** BEGIN RECORDS FOR THIS EXERCISE **
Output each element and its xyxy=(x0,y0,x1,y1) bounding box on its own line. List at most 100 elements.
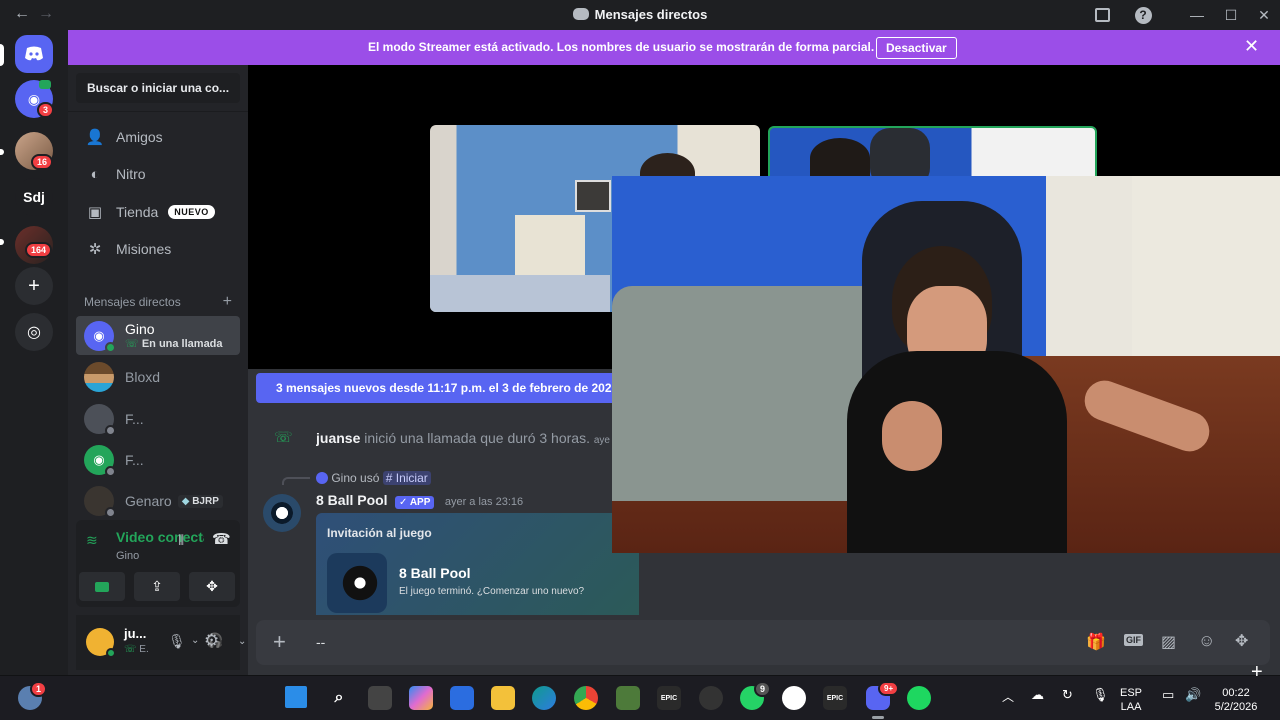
search-icon[interactable]: ⌕ xyxy=(327,686,351,710)
dm-item-genaro[interactable]: Genaro ◆ BJRP xyxy=(76,481,240,521)
share-screen-button[interactable]: ⇪ xyxy=(134,572,180,601)
dm-item-bloxd[interactable]: Bloxd xyxy=(76,357,240,397)
camera-icon xyxy=(95,581,109,592)
tray-mic-icon[interactable]: 🎙 xyxy=(1092,687,1109,703)
clock[interactable]: 00:22 5/2/2026 xyxy=(1212,686,1260,714)
minecraft-icon[interactable] xyxy=(616,686,640,710)
spotify-icon[interactable] xyxy=(907,686,931,710)
tray-chevron-icon[interactable]: ︿ xyxy=(1002,688,1014,705)
whatsapp-icon[interactable]: 9 xyxy=(740,681,772,710)
online-status xyxy=(105,341,116,353)
chevron-down-icon[interactable]: ⌄ xyxy=(238,636,246,647)
epic-games-icon[interactable]: EPIC xyxy=(657,686,681,710)
windows-start-icon[interactable] xyxy=(285,686,307,708)
task-view-icon[interactable] xyxy=(368,686,392,710)
network-icon[interactable]: ▭ xyxy=(1162,687,1174,703)
disable-streamer-button[interactable]: Desactivar xyxy=(876,37,957,59)
server-rail: ◉ 3 16 Sdj 164 + ◎ xyxy=(0,30,68,675)
dm-section-header: Mensajes directos + xyxy=(84,293,232,311)
tray-app-icon[interactable]: ☁ xyxy=(1031,687,1044,703)
microphone-icon[interactable]: 🎙 xyxy=(168,633,186,650)
user-avatar[interactable] xyxy=(86,628,116,658)
nav-nitro[interactable]: ◐ Nitro xyxy=(76,157,240,191)
reply-line: Gino usó # Iniciar xyxy=(316,471,431,485)
discord-logo-icon xyxy=(25,46,43,61)
game-status: El juego terminó. ¿Comenzar uno nuevo? xyxy=(399,586,585,597)
settings-gear-icon[interactable]: ⚙ xyxy=(204,631,219,651)
nav-shop[interactable]: ▣ Tienda NUEVO xyxy=(76,195,240,229)
nav-friends[interactable]: 👤 Amigos xyxy=(76,120,240,154)
disconnect-icon[interactable]: ☎ xyxy=(212,530,231,548)
new-messages-bar[interactable]: 3 mensajes nuevos desde 11:17 p.m. el 3 … xyxy=(256,373,656,403)
obs-icon[interactable] xyxy=(699,686,723,710)
notification-badge: 16 xyxy=(31,154,54,170)
apps-icon[interactable]: ✥ xyxy=(1235,631,1248,651)
close-window-icon[interactable]: ✕ xyxy=(1254,5,1274,25)
offline-status xyxy=(105,507,116,518)
message-composer[interactable]: + -- 🎁 GIF ▨ ☺ ✥ xyxy=(256,620,1270,665)
store-icon[interactable] xyxy=(450,686,474,710)
shop-icon: ▣ xyxy=(87,204,103,221)
call-user[interactable]: juanse xyxy=(316,430,360,446)
maximize-icon[interactable]: ☐ xyxy=(1221,5,1241,25)
app-circle-icon[interactable] xyxy=(782,686,806,710)
create-dm-icon[interactable]: + xyxy=(223,293,232,311)
avatar xyxy=(84,486,116,518)
close-banner-icon[interactable]: ✕ xyxy=(1244,36,1259,57)
inbox-icon[interactable] xyxy=(1092,5,1112,25)
embed-title: Invitación al juego xyxy=(327,526,432,540)
dm-item-f2[interactable]: ◉ F... xyxy=(76,440,240,480)
emoji-icon[interactable]: ☺ xyxy=(1198,631,1215,651)
file-explorer-icon[interactable] xyxy=(491,686,515,710)
server-dm-bot[interactable]: ◉ 3 xyxy=(15,80,55,118)
sticker-icon[interactable]: ▨ xyxy=(1161,632,1176,652)
call-phone-icon: ☏ xyxy=(274,429,293,446)
noise-suppression-icon[interactable]: ⦀ xyxy=(178,532,184,549)
unread-indicator xyxy=(0,149,4,155)
screen-share-icon: ⇪ xyxy=(151,578,163,594)
voice-status[interactable]: Video conectac xyxy=(116,529,204,545)
weather-icon[interactable]: 1 xyxy=(18,681,48,710)
nav-quests[interactable]: ✲ Misiones xyxy=(76,232,240,266)
plus-icon: + xyxy=(28,274,40,297)
discord-taskbar-icon[interactable]: 9+ xyxy=(866,681,900,710)
offline-status xyxy=(105,466,116,477)
copilot-icon[interactable] xyxy=(409,686,433,710)
message-header: 8 Ball Pool ✓ APP ayer a las 23:16 xyxy=(316,492,523,510)
edge-icon[interactable] xyxy=(532,686,556,710)
server-avatar-2[interactable]: 164 xyxy=(15,226,53,264)
minimize-icon[interactable]: — xyxy=(1187,5,1207,25)
search-input[interactable]: Buscar o iniciar una co... xyxy=(76,73,240,103)
username: ju... xyxy=(124,626,147,641)
message-input[interactable]: -- xyxy=(316,634,325,650)
dm-item-gino[interactable]: ◉ Gino ☏ En una llamada xyxy=(76,316,240,355)
activities-button[interactable]: ✥ xyxy=(189,572,235,601)
voice-channel[interactable]: Gino xyxy=(116,550,139,562)
server-sdj[interactable]: Sdj xyxy=(15,178,53,216)
camera-button[interactable] xyxy=(79,572,125,601)
volume-icon[interactable]: 🔊 xyxy=(1185,687,1201,703)
author-name[interactable]: 8 Ball Pool xyxy=(316,492,388,508)
streamer-mode-banner: El modo Streamer está activado. Los nomb… xyxy=(68,30,1280,65)
attach-plus-icon[interactable]: + xyxy=(273,629,286,655)
guild-tag: ◆ BJRP xyxy=(177,494,223,508)
game-icon[interactable] xyxy=(327,553,387,613)
gift-icon[interactable]: 🎁 xyxy=(1086,632,1106,652)
add-server-button[interactable]: + xyxy=(15,267,53,305)
bot-avatar[interactable] xyxy=(263,494,301,532)
epic-games-icon-2[interactable]: EPIC xyxy=(823,686,847,710)
explore-button[interactable]: ◎ xyxy=(15,313,53,351)
discord-logo-icon: ◉ xyxy=(93,452,105,467)
help-icon[interactable]: ? xyxy=(1133,5,1153,25)
dm-item-f1[interactable]: F... xyxy=(76,399,240,439)
chevron-down-icon[interactable]: ⌄ xyxy=(191,635,199,646)
input-language[interactable]: ESP LAA xyxy=(1120,686,1142,714)
home-button[interactable] xyxy=(15,35,53,73)
chrome-icon[interactable] xyxy=(574,686,598,710)
command-link[interactable]: Iniciar xyxy=(396,471,428,485)
gem-icon: ◆ xyxy=(181,495,190,507)
tray-sync-icon[interactable]: ↻ xyxy=(1062,687,1073,703)
gif-icon[interactable]: GIF xyxy=(1124,634,1143,646)
server-avatar-1[interactable]: 16 xyxy=(15,132,54,170)
webcam-overlay xyxy=(612,176,1280,553)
** END RECORDS FOR THIS EXERCISE **
(TO BE DONE) Collect every line of the data that contains the string "close", matching case exactly.

(RESPONSE TO THE TASK)
close-window-icon[interactable]: ✕ xyxy=(1254,5,1274,25)
close-banner-icon[interactable]: ✕ xyxy=(1244,36,1259,57)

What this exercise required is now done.